**Stated problem**
Below are some entries. Transcribe the lines from the one holding "Decode this image" to the one holding "What data populates", inclusive, but not the pictures among them.

··· Input for this task ···

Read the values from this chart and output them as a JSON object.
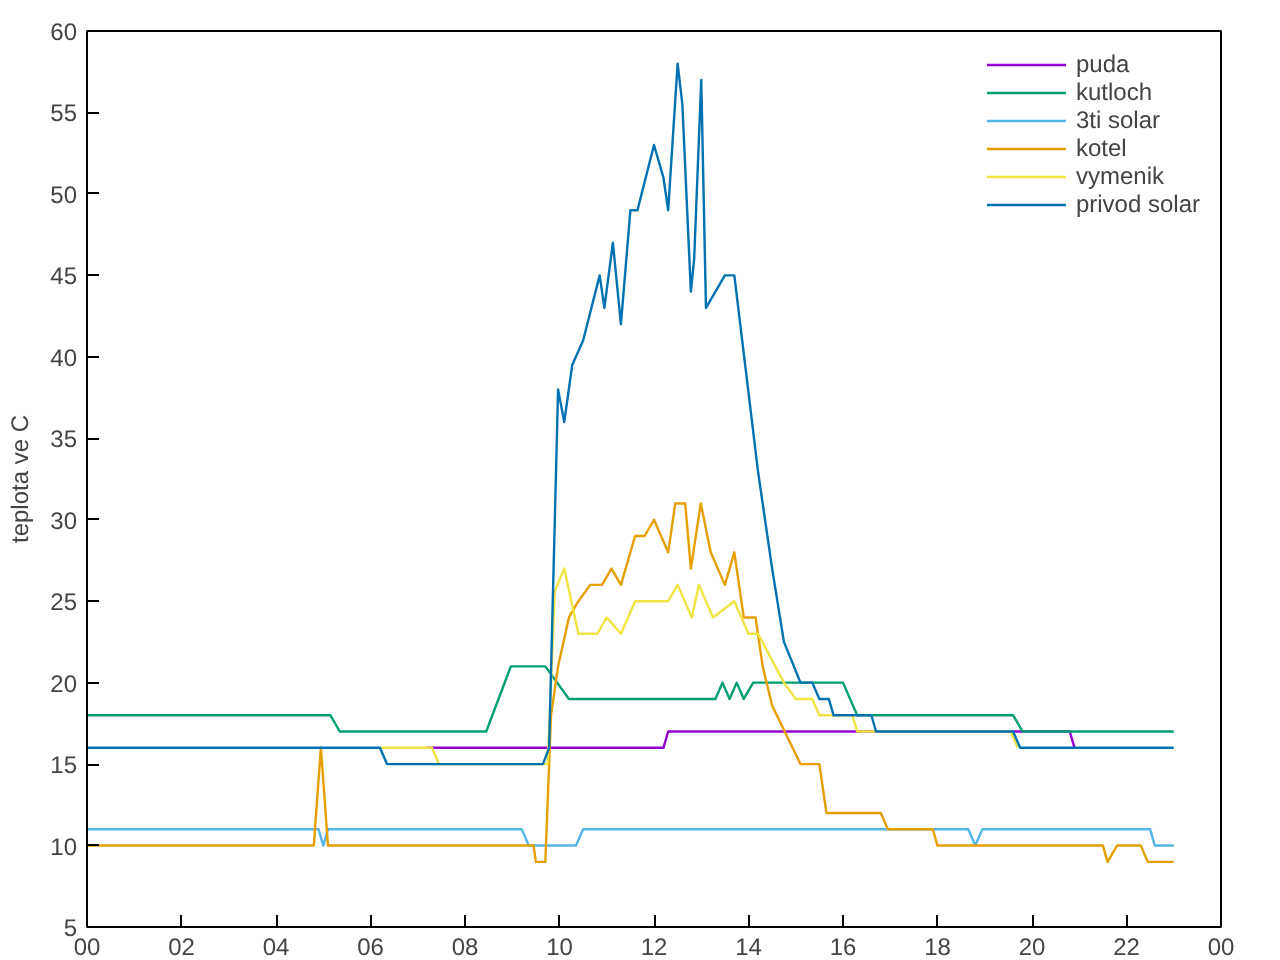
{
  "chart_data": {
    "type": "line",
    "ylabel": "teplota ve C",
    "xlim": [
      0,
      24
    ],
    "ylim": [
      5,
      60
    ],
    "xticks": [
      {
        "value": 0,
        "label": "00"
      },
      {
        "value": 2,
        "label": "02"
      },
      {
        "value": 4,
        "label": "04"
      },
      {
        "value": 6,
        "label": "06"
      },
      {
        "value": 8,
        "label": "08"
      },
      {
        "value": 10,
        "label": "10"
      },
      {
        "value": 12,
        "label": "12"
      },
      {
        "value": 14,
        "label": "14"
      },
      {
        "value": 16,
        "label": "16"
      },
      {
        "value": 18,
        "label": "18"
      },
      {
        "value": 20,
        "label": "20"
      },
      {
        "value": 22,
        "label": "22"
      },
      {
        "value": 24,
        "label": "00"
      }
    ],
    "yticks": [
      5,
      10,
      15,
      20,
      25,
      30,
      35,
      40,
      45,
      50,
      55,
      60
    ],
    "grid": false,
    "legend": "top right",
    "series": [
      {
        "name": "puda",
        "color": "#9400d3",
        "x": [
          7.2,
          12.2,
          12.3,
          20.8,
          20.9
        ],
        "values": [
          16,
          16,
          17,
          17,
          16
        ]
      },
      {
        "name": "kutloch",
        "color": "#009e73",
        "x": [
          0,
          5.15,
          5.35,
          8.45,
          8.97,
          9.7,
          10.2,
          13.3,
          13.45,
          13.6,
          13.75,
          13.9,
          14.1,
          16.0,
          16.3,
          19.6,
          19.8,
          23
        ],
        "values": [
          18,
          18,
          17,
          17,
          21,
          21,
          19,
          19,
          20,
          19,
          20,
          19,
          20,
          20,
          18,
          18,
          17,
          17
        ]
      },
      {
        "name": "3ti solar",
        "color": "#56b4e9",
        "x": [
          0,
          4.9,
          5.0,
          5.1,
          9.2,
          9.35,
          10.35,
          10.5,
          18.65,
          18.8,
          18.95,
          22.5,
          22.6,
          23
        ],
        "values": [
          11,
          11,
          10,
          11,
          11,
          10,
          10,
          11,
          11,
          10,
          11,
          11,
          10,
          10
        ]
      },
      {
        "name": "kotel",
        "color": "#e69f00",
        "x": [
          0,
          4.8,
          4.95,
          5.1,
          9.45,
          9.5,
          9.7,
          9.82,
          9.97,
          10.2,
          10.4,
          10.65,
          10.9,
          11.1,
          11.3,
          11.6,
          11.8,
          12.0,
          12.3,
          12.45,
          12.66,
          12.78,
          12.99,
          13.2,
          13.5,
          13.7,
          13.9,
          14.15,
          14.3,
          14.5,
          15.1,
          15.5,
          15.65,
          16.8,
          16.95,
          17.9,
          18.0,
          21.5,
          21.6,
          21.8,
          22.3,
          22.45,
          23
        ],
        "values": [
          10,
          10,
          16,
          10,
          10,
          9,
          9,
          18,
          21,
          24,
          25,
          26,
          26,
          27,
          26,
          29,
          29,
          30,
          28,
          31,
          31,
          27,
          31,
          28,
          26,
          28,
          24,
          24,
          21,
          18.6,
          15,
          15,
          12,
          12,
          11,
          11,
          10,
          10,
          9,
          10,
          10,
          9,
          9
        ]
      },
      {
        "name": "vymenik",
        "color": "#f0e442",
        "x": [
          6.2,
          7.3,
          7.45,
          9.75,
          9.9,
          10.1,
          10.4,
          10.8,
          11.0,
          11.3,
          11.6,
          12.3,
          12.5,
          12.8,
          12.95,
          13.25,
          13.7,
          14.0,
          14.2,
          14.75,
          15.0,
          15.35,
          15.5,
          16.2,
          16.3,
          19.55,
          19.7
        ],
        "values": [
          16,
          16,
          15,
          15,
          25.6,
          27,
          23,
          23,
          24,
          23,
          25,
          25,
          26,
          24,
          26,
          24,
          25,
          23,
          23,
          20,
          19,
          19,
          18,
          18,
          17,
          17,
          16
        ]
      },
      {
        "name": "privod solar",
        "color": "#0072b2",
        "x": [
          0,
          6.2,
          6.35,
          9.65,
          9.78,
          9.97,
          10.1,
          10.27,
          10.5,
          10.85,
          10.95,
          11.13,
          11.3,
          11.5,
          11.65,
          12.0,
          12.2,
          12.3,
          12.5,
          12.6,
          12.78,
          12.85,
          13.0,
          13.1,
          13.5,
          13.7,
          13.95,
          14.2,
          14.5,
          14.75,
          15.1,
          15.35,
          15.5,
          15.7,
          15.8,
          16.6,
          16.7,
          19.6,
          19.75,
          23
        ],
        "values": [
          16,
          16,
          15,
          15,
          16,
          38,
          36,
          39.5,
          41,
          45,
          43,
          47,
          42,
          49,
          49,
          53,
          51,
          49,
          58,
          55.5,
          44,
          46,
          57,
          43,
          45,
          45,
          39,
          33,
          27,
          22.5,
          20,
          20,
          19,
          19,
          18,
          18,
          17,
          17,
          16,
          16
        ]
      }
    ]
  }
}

···
··· Input for this task ···

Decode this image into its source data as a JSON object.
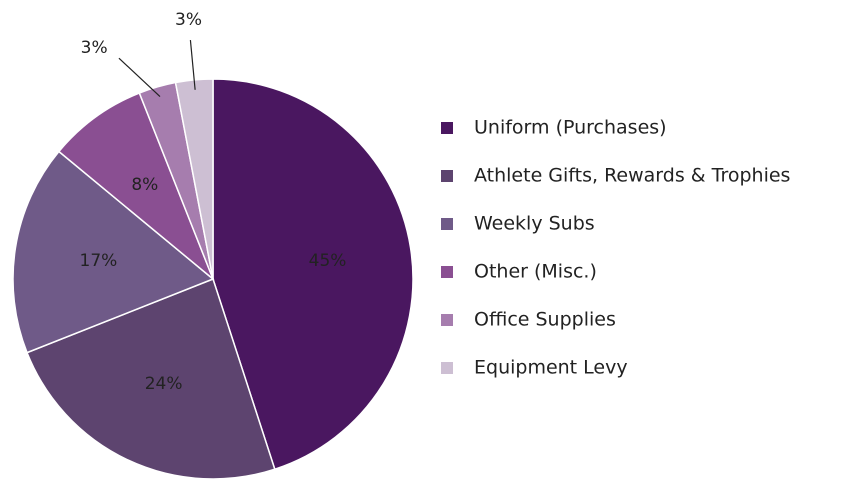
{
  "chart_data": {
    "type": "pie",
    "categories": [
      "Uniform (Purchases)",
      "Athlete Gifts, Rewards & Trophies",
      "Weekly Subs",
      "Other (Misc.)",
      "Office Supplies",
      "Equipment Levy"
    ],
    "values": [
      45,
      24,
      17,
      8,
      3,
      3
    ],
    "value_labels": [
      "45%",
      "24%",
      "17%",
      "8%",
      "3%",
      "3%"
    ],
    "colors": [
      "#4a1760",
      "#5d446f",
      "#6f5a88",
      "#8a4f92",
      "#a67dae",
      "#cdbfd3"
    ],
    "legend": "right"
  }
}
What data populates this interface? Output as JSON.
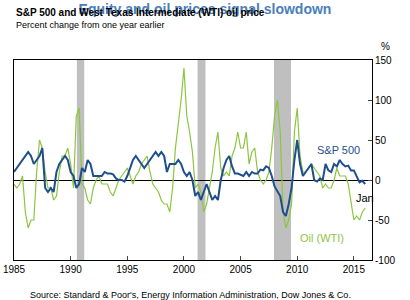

···

**Reply to the task**
Decode this image into its source data as a JSON object.
{
  "chart_data": {
    "type": "pie",
    "categories": [
      "Uniform (Purchases)",
      "Athlete Gifts, Rewards & Trophies",
      "Weekly Subs",
      "Other (Misc.)",
      "Office Supplies",
      "Equipment Levy"
    ],
    "values": [
      45,
      24,
      17,
      8,
      3,
      3
    ],
    "value_labels": [
      "45%",
      "24%",
      "17%",
      "8%",
      "3%",
      "3%"
    ],
    "colors": [
      "#4a1760",
      "#5d446f",
      "#6f5a88",
      "#8a4f92",
      "#a67dae",
      "#cdbfd3"
    ],
    "legend": "right"
  }
}
What data populates this interface? Output as JSON.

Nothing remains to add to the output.